Check each line of the data for "depletion" and select those that have it.
○ ○ ○ ○ ○
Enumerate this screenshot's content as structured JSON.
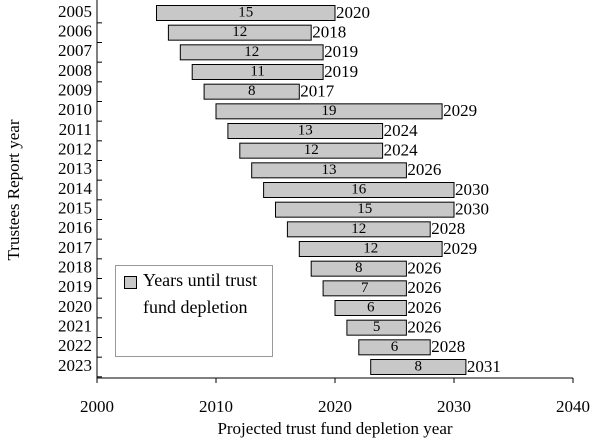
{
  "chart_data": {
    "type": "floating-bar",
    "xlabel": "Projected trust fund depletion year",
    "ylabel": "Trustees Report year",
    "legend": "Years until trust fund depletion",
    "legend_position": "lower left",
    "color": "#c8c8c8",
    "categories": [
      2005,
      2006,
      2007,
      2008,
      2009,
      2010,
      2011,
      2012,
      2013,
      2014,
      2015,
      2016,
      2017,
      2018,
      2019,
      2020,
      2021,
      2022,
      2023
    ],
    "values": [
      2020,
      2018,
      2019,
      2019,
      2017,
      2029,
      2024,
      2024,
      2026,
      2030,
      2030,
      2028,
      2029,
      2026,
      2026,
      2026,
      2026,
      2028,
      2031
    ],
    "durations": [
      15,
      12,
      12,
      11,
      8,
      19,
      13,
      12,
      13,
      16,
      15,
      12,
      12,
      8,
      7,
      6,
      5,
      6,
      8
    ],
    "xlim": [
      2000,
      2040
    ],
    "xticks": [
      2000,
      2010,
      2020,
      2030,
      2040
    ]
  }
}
○ ○ ○ ○ ○
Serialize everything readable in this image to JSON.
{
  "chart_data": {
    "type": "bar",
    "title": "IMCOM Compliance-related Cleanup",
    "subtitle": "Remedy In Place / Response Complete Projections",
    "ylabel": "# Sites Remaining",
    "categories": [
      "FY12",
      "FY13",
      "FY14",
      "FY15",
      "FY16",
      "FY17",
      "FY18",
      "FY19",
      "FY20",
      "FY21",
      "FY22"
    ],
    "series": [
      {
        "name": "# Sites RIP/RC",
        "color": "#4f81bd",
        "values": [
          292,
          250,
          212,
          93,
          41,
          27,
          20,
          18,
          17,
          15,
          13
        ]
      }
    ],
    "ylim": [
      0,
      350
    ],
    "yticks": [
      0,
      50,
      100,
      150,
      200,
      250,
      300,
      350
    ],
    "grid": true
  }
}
○ ○ ○ ○ ○
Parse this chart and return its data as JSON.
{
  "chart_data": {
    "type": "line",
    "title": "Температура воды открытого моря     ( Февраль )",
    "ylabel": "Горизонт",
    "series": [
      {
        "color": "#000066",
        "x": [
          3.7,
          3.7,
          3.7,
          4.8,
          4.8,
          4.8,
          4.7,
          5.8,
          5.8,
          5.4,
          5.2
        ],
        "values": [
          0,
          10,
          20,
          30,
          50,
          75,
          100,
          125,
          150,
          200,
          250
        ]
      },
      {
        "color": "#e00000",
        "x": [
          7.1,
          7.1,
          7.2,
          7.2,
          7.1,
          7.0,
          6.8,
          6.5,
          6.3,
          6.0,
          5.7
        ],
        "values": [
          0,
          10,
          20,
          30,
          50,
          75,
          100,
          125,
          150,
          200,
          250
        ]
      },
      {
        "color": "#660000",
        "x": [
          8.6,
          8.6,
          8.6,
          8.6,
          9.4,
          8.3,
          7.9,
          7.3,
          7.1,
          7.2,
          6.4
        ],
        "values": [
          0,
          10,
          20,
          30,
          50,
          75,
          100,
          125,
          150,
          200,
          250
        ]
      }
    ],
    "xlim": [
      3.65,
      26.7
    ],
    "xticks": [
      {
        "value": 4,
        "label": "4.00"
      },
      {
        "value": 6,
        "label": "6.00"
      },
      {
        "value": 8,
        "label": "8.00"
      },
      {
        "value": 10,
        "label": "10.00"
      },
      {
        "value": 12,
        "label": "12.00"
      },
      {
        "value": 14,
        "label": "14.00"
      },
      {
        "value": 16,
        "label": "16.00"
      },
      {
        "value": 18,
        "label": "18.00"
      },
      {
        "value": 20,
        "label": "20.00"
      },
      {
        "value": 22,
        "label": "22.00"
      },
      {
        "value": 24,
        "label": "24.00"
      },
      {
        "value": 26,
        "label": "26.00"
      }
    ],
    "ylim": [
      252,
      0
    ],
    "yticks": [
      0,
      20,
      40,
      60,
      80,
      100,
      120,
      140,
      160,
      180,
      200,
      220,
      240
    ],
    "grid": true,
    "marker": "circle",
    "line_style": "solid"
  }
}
○ ○ ○ ○ ○
• **REPLY TO THE EXERCISE**
    "xlabel": "Projected trust fund depletion year",
    "legend": "Years until trust fund depletion",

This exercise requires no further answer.